[Rows from a dataset]
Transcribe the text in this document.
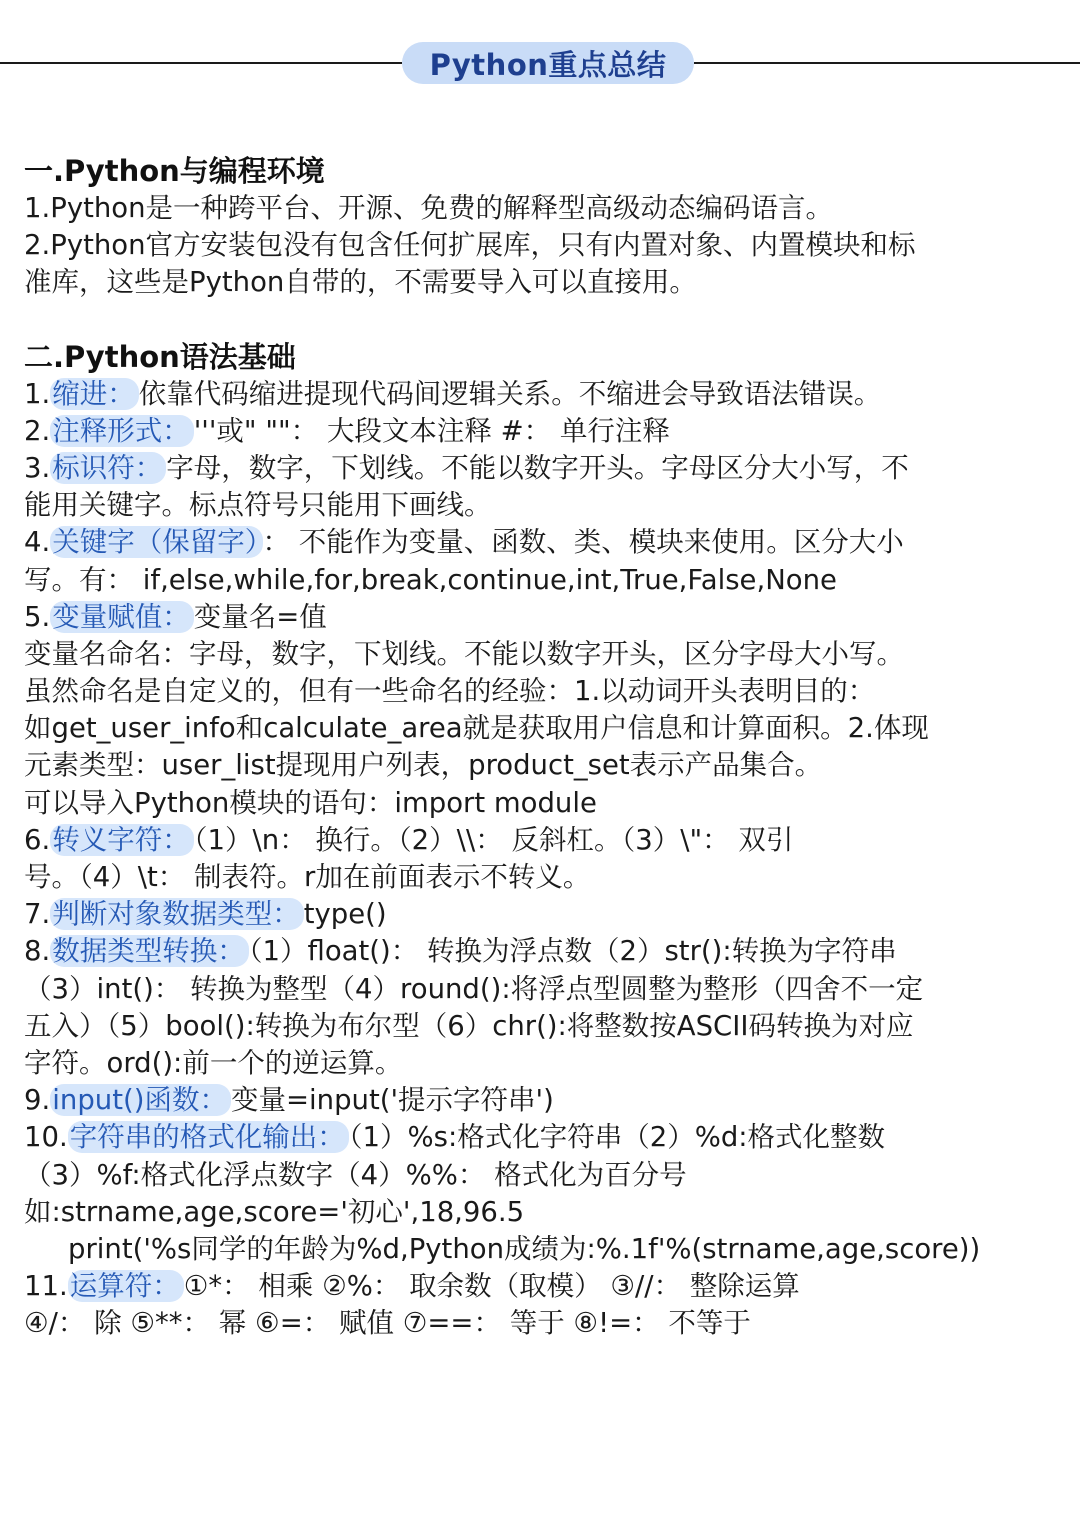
Python重点总结
一.Python与编程环境
1.Python是一种跨平台、开源、免费的解释型高级动态编码语言。
2.Python官方安装包没有包含任何扩展库，只有内置对象、内置模块和标
准库，这些是Python自带的，不需要导入可以直接用。
二.Python语法基础
1.缩进： 依靠代码缩进提现代码间逻辑关系。不缩进会导致语法错误。
2.注释形式： '''或" ""： 大段文本注释 #： 单行注释
3.标识符： 字母，数字，下划线。不能以数字开头。字母区分大小写，不
能用关键字。标点符号只能用下画线。
4.关键字（保留字） ： 不能作为变量、函数、类、模块来使用。区分大小
写。有： if,else,while,for,break,continue,int,True,False,None
5.变量赋值： 变量名=值
变量名命名：字母，数字，下划线。不能以数字开头，区分字母大小写。
虽然命名是自定义的，但有一些命名的经验：1.以动词开头表明目的：
如get_user_info和calculate_area就是获取用户信息和计算面积。2.体现
元素类型：user_list提现用户列表，product_set表示产品集合。
可以导入Python模块的语句：import module
6.转义字符： （1）\n： 换行。（2）\\： 反斜杠。（3）\"： 双引
号。（4）\t： 制表符。r加在前面表示不转义。
7.判断对象数据类型： type()
8.数据类型转换： （1）float()： 转换为浮点数（2）str():转换为字符串
（3）int()： 转换为整型（4）round():将浮点型圆整为整形（四舍不一定
五入）（5）bool():转换为布尔型（6）chr():将整数按ASCII码转换为对应
字符。ord():前一个的逆运算。
9.input()函数： 变量=input('提示字符串')
10.字符串的格式化输出： （1）%s:格式化字符串（2）%d:格式化整数
（3）%f:格式化浮点数字（4）%%： 格式化为百分号
如:strname,age,score='初心',18,96.5
print('%s同学的年龄为%d,Python成绩为:%.1f'%(strname,age,score))
11.运算符： ①*： 相乘 ②%： 取余数（取模） ③//： 整除运算
④/： 除 ⑤**： 幂 ⑥=： 赋值 ⑦==： 等于 ⑧!=： 不等于
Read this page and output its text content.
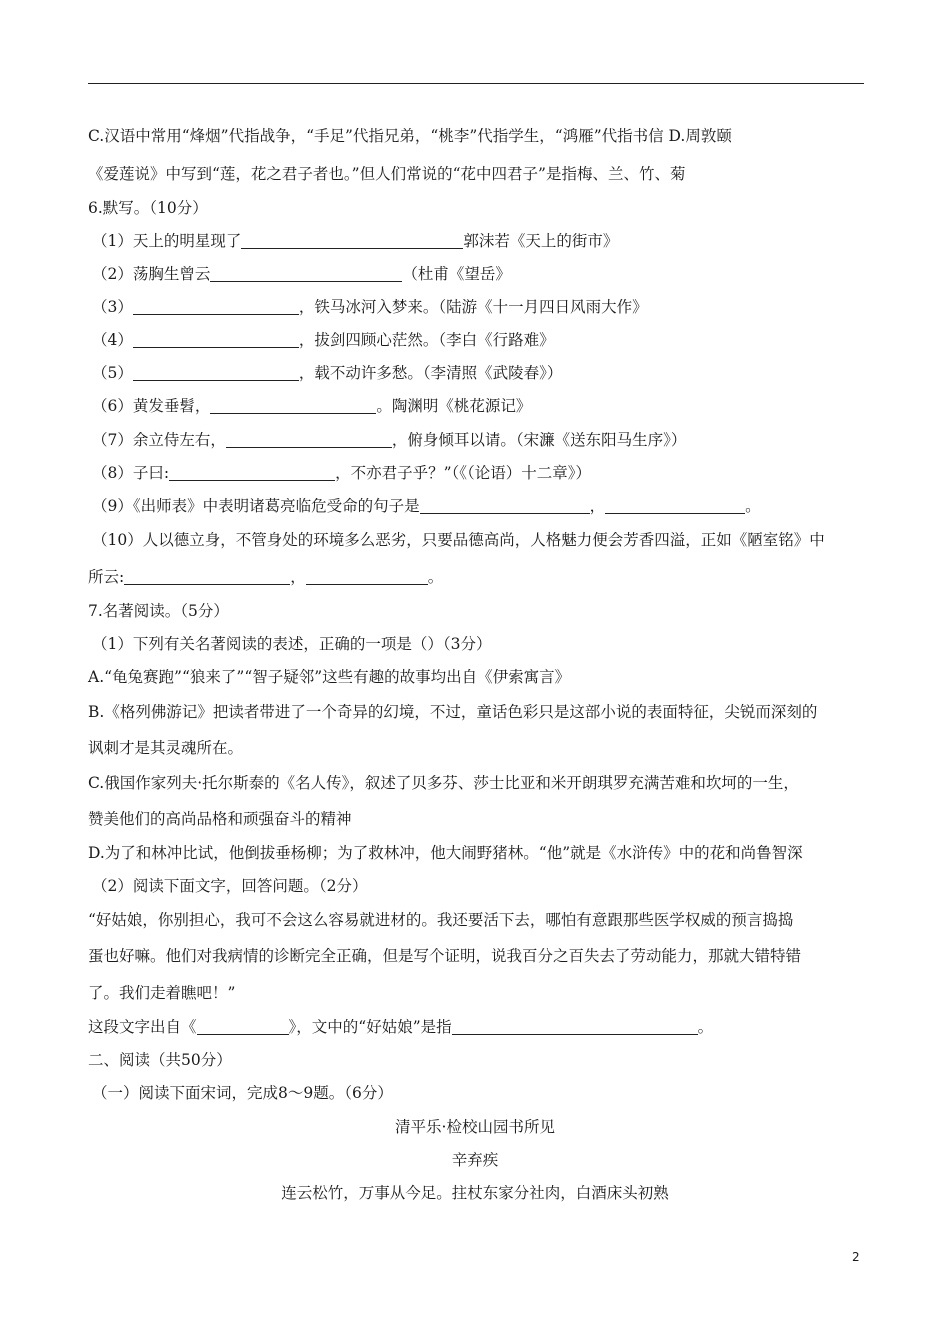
C.汉语中常用“烽烟”代指战争，“手足”代指兄弟，“桃李”代指学生，“鸿雁”代指书信 D.周敦颐
《爱莲说》中写到“莲，花之君子者也。”但人们常说的“花中四君子”是指梅、兰、竹、菊
6.默写。（10分）
（1）天上的明星现了	郭沫若《天上的街市》
（2）荡胸生曾云	（杜甫《望岳》
（3）	，铁马冰河入梦来。（陆游《十一月四日风雨大作》
（4）	，拔剑四顾心茫然。（李白《行路难》
（5）	，载不动许多愁。（李清照《武陵春》）
（6）黄发垂髫，	。陶渊明《桃花源记》
（7）余立侍左右，	，俯身倾耳以请。（宋濂《送东阳马生序》）
（8）子曰:	，不亦君子乎？”（《（论语）十二章》）
（9）《出师表》中表明诸葛亮临危受命的句子是	，	。
（10）人以德立身，不管身处的环境多么恶劣，只要品德高尚，人格魅力便会芳香四溢，正如《陋室铭》中
所云:	，	。
7.名著阅读。（5分）
（1）下列有关名著阅读的表述，正确的一项是（）（3分）
A.“龟兔赛跑”“狼来了”“智子疑邻”这些有趣的故事均出自《伊索寓言》
B.《格列佛游记》把读者带进了一个奇异的幻境，不过，童话色彩只是这部小说的表面特征，尖锐而深刻的
讽刺才是其灵魂所在。
C.俄国作家列夫·托尔斯泰的《名人传》，叙述了贝多芬、莎士比亚和米开朗琪罗充满苦难和坎坷的一生，
赞美他们的高尚品格和顽强奋斗的精神
D.为了和林冲比试，他倒拔垂杨柳；为了救林冲，他大闹野猪林。“他”就是《水浒传》中的花和尚鲁智深
（2）阅读下面文字，回答问题。（2分）
“好姑娘，你别担心，我可不会这么容易就进材的。我还要活下去，哪怕有意跟那些医学权威的预言捣捣
蛋也好嘛。他们对我病情的诊断完全正确，但是写个证明，说我百分之百失去了劳动能力，那就大错特错
了。我们走着瞧吧！”
这段文字出自《	》，文中的“好姑娘”是指	。
二、阅读（共50分）
（一）阅读下面宋词，完成8～9题。（6分）
清平乐·检校山园书所见
辛弃疾
连云松竹，万事从今足。拄杖东家分社肉，白酒床头初熟
2
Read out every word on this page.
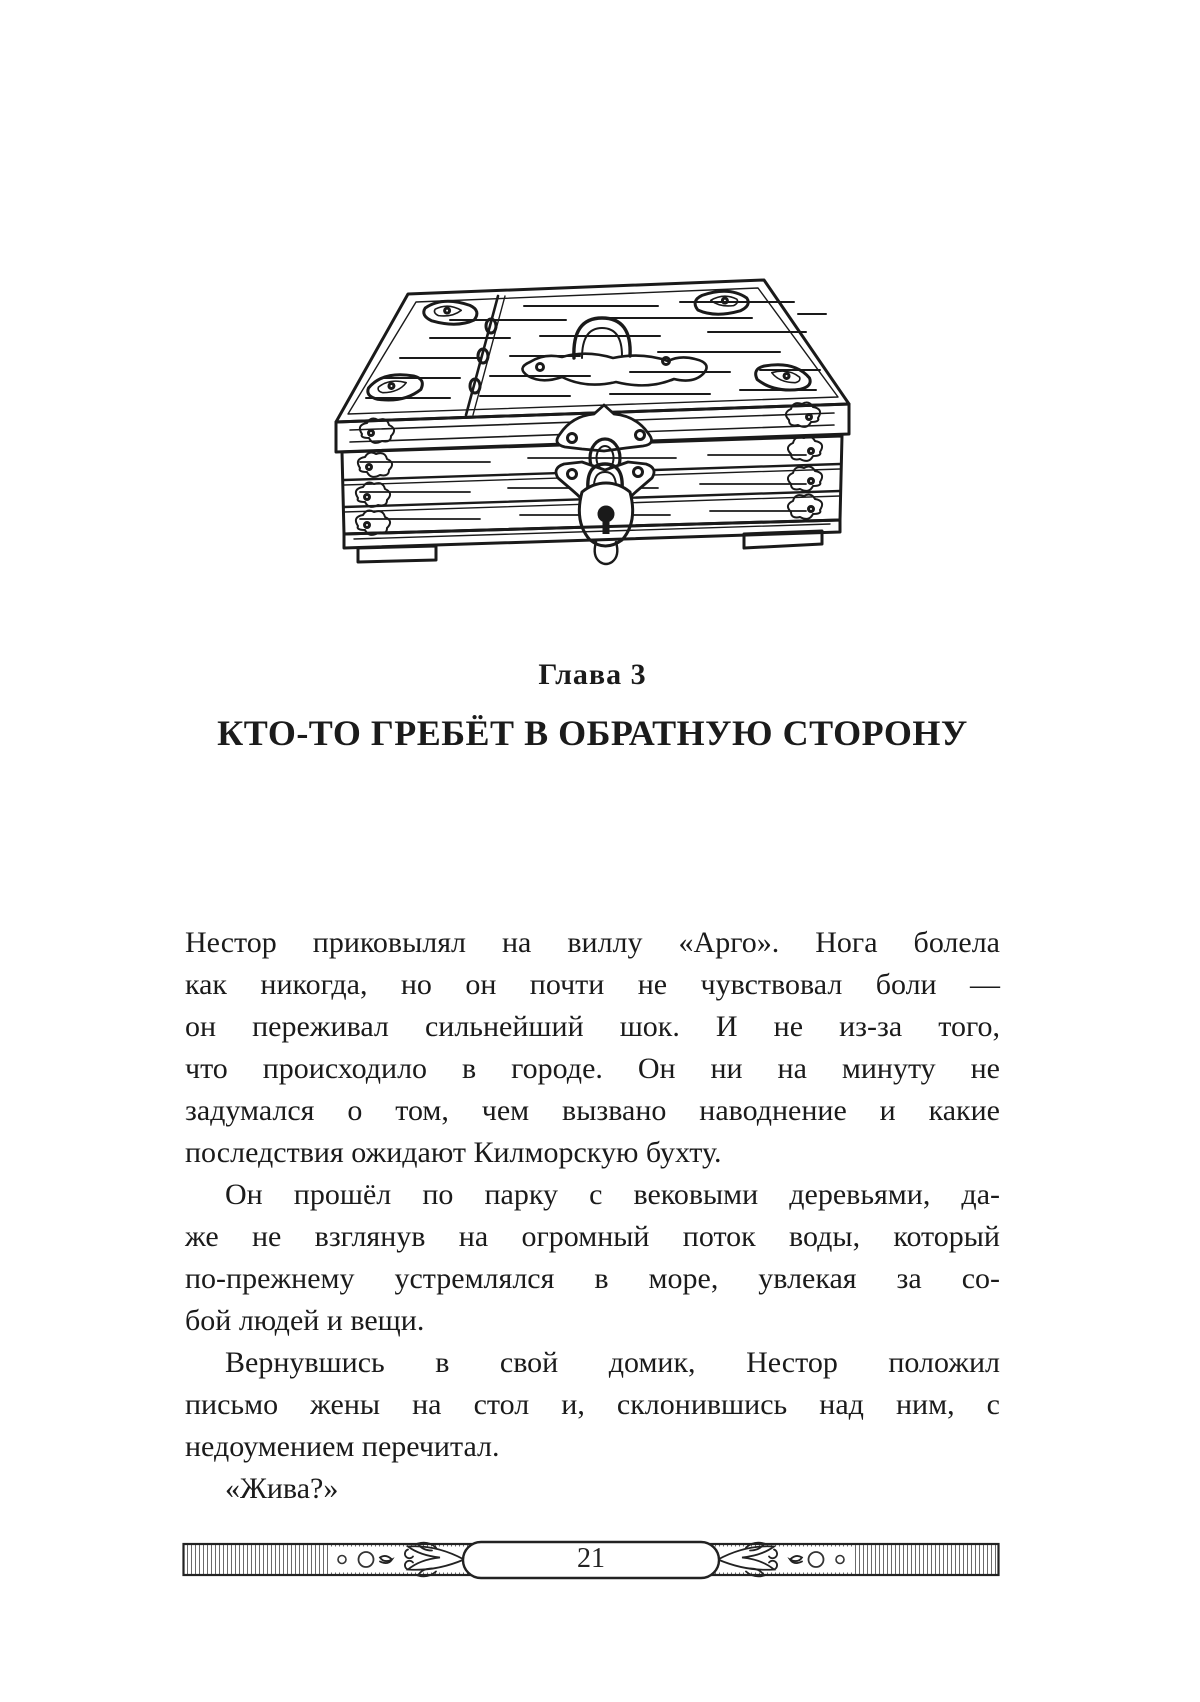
Глава 3
КТО-ТО ГРЕБЁТ В ОБРАТНУЮ СТОРОНУ
Нестор приковылял на виллу «Арго». Нога болела
как никогда, но он почти не чувствовал боли —
он переживал сильнейший шок. И не из-за того,
что происходило в городе. Он ни на минуту не
задумался о том, чем вызвано наводнение и какие
последствия ожидают Килморскую бухту.
Он прошёл по парку с вековыми деревьями, да-
же не взглянув на огромный поток воды, который
по-прежнему устремлялся в море, увлекая за со-
бой людей и вещи.
Вернувшись в свой домик, Нестор положил
письмо жены на стол и, склонившись над ним, с
недоумением перечитал.
«Жива?»
21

--- TASK INSTRUCTIONS ---
Give back each entry exactly as it appears, with no pictures.

--- THE SOLUTION ---
Transcribe the text in this document.
Python重点总结
一.Python与编程环境
1.Python是一种跨平台、开源、免费的解释型高级动态编码语言。
2.Python官方安装包没有包含任何扩展库，只有内置对象、内置模块和标
准库，这些是Python自带的，不需要导入可以直接用。
二.Python语法基础
1.缩进： 依靠代码缩进提现代码间逻辑关系。不缩进会导致语法错误。
2.注释形式： '''或" ""： 大段文本注释 #： 单行注释
3.标识符： 字母，数字，下划线。不能以数字开头。字母区分大小写，不
能用关键字。标点符号只能用下画线。
4.关键字（保留字） ： 不能作为变量、函数、类、模块来使用。区分大小
写。有： if,else,while,for,break,continue,int,True,False,None
5.变量赋值： 变量名=值
变量名命名：字母，数字，下划线。不能以数字开头，区分字母大小写。
虽然命名是自定义的，但有一些命名的经验：1.以动词开头表明目的：
如get_user_info和calculate_area就是获取用户信息和计算面积。2.体现
元素类型：user_list提现用户列表，product_set表示产品集合。
可以导入Python模块的语句：import module
6.转义字符： （1）\n： 换行。（2）\\： 反斜杠。（3）\"： 双引
号。（4）\t： 制表符。r加在前面表示不转义。
7.判断对象数据类型： type()
8.数据类型转换： （1）float()： 转换为浮点数（2）str():转换为字符串
（3）int()： 转换为整型（4）round():将浮点型圆整为整形（四舍不一定
五入）（5）bool():转换为布尔型（6）chr():将整数按ASCII码转换为对应
字符。ord():前一个的逆运算。
9.input()函数： 变量=input('提示字符串')
10.字符串的格式化输出： （1）%s:格式化字符串（2）%d:格式化整数
（3）%f:格式化浮点数字（4）%%： 格式化为百分号
如:strname,age,score='初心',18,96.5
print('%s同学的年龄为%d,Python成绩为:%.1f'%(strname,age,score))
11.运算符： ①*： 相乘 ②%： 取余数（取模） ③//： 整除运算
④/： 除 ⑤**： 幂 ⑥=： 赋值 ⑦==： 等于 ⑧!=： 不等于
Read this page and output its text content.
C.汉语中常用“烽烟”代指战争，“手足”代指兄弟，“桃李”代指学生，“鸿雁”代指书信 D.周敦颐
《爱莲说》中写到“莲，花之君子者也。”但人们常说的“花中四君子”是指梅、兰、竹、菊
6.默写。（10分）
（1）天上的明星现了	郭沫若《天上的街市》
（2）荡胸生曾云	（杜甫《望岳》
（3）	，铁马冰河入梦来。（陆游《十一月四日风雨大作》
（4）	，拔剑四顾心茫然。（李白《行路难》
（5）	，载不动许多愁。（李清照《武陵春》）
（6）黄发垂髫，	。陶渊明《桃花源记》
（7）余立侍左右，	，俯身倾耳以请。（宋濂《送东阳马生序》）
（8）子曰:	，不亦君子乎？”（《（论语）十二章》）
（9）《出师表》中表明诸葛亮临危受命的句子是	，	。
（10）人以德立身，不管身处的环境多么恶劣，只要品德高尚，人格魅力便会芳香四溢，正如《陋室铭》中
所云:	，	。
7.名著阅读。（5分）
（1）下列有关名著阅读的表述，正确的一项是（）（3分）
A.“龟兔赛跑”“狼来了”“智子疑邻”这些有趣的故事均出自《伊索寓言》
B.《格列佛游记》把读者带进了一个奇异的幻境，不过，童话色彩只是这部小说的表面特征，尖锐而深刻的
讽刺才是其灵魂所在。
C.俄国作家列夫·托尔斯泰的《名人传》，叙述了贝多芬、莎士比亚和米开朗琪罗充满苦难和坎坷的一生，
赞美他们的高尚品格和顽强奋斗的精神
D.为了和林冲比试，他倒拔垂杨柳；为了救林冲，他大闹野猪林。“他”就是《水浒传》中的花和尚鲁智深
（2）阅读下面文字，回答问题。（2分）
“好姑娘，你别担心，我可不会这么容易就进材的。我还要活下去，哪怕有意跟那些医学权威的预言捣捣
蛋也好嘛。他们对我病情的诊断完全正确，但是写个证明，说我百分之百失去了劳动能力，那就大错特错
了。我们走着瞧吧！”
这段文字出自《	》，文中的“好姑娘”是指	。
二、阅读（共50分）
（一）阅读下面宋词，完成8～9题。（6分）
清平乐·检校山园书所见
辛弃疾
连云松竹，万事从今足。拄杖东家分社肉，白酒床头初熟
2
Read out every word on this page.
Глава 3
КТО-ТО ГРЕБЁТ В ОБРАТНУЮ СТОРОНУ
Нестор приковылял на виллу «Арго». Нога болела
как никогда, но он почти не чувствовал боли —
он переживал сильнейший шок. И не из-за того,
что происходило в городе. Он ни на минуту не
задумался о том, чем вызвано наводнение и какие
последствия ожидают Килморскую бухту.
Он прошёл по парку с вековыми деревьями, да-
же не взглянув на огромный поток воды, который
по-прежнему устремлялся в море, увлекая за со-
бой людей и вещи.
Вернувшись в свой домик, Нестор положил
письмо жены на стол и, склонившись над ним, с
недоумением перечитал.
«Жива?»
21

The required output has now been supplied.